━━ GIVEN DATA ━━

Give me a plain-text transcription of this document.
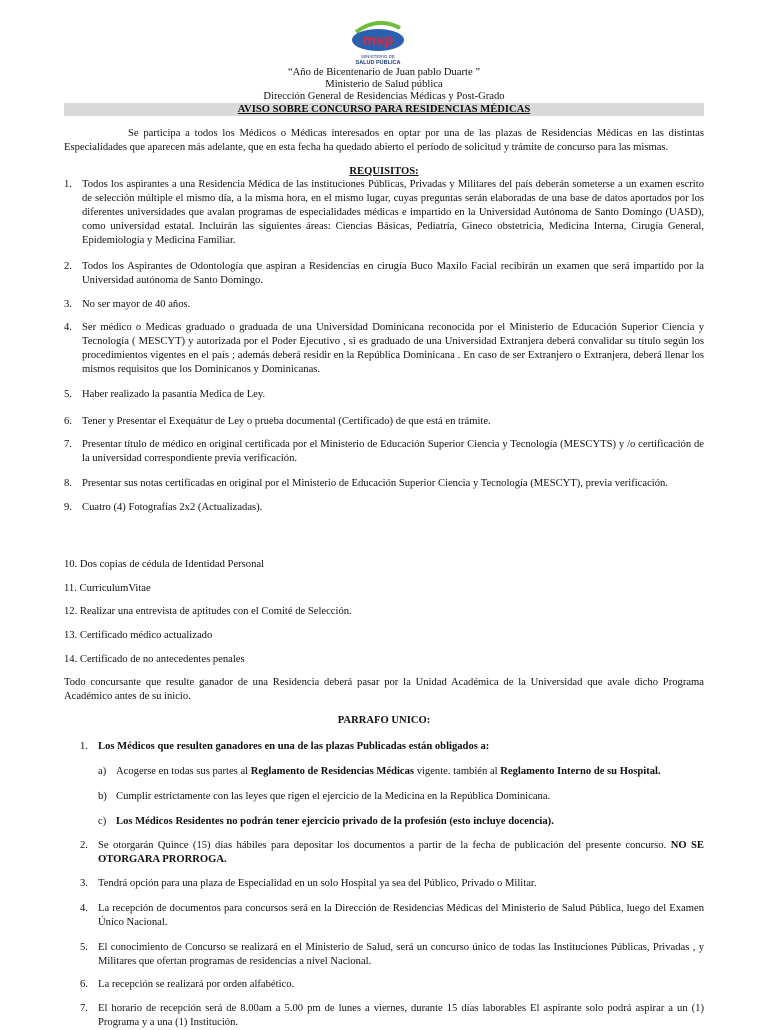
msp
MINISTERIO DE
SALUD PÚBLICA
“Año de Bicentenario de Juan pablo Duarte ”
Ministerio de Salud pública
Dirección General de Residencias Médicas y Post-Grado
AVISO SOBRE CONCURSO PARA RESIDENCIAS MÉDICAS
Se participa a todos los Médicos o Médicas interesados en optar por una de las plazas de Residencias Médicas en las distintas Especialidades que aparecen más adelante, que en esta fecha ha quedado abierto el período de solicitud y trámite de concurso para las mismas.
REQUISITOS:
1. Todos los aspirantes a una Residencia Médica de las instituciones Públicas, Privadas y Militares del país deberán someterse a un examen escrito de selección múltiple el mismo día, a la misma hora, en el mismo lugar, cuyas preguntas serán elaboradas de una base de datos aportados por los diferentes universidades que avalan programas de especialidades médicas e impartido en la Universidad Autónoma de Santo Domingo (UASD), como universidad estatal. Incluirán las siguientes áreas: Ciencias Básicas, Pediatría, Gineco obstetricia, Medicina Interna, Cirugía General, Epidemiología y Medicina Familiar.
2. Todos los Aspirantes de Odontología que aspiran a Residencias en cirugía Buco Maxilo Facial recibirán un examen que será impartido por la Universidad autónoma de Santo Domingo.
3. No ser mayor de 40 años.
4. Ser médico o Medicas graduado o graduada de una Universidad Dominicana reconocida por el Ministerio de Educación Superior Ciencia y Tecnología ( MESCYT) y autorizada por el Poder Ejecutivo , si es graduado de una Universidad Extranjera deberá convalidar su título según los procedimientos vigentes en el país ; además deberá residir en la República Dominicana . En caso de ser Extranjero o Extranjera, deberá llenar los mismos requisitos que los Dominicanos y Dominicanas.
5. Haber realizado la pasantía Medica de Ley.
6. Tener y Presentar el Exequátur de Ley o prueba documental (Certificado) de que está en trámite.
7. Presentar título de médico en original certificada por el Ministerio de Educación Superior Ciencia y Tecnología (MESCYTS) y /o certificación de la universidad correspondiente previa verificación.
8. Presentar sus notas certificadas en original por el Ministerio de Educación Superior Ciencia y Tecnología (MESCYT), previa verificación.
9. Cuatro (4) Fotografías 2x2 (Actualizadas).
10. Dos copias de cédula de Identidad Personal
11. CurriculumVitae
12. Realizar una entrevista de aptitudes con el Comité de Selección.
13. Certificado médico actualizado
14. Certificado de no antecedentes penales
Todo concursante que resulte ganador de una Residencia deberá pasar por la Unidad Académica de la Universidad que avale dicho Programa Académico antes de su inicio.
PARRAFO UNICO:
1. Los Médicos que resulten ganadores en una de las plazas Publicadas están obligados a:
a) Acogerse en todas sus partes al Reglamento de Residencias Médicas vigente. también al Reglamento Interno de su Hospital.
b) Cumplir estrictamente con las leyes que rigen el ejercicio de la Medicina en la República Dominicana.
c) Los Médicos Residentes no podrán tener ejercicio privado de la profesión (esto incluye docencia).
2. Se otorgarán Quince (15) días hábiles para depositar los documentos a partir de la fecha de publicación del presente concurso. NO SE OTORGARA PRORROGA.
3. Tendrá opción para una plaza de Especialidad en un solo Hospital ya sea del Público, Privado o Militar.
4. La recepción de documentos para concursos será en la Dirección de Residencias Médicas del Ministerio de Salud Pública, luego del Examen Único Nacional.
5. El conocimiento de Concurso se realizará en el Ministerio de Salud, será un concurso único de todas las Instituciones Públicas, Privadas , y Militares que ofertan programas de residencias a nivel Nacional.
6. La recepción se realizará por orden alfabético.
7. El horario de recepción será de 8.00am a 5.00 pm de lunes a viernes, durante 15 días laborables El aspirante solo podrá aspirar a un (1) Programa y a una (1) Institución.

━━━
━━ GIVEN DATA ━━

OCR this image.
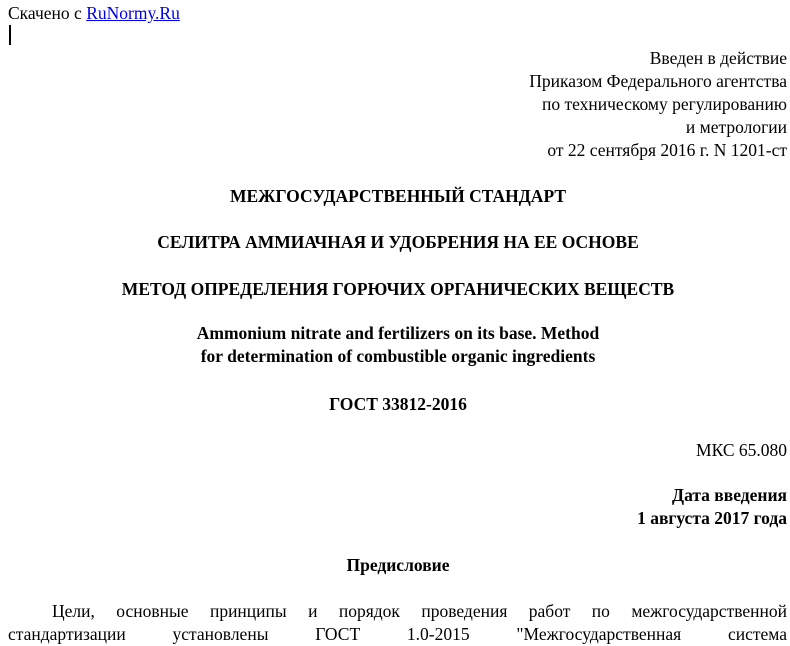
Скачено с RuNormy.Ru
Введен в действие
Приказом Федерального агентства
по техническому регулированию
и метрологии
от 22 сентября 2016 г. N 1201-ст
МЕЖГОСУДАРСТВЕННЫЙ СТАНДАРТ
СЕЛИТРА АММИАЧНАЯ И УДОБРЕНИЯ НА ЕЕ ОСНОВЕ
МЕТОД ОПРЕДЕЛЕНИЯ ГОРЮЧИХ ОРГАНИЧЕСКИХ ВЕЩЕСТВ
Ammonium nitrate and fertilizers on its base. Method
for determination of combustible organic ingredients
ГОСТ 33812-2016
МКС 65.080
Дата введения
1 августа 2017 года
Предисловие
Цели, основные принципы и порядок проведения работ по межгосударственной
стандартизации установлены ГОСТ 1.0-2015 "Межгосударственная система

━━━

▶ _TASK STATEMENT_
Find all the lines containing "Dirección" in the material, then copy them.

▶ _OUTPUT FOR THIS TASK_
Dirección General de Residencias Médicas y Post-Grado
4. La recepción de documentos para concursos será en la Dirección de Residencias Médicas del Ministerio de Salud Pública, luego del Examen Único Nacional.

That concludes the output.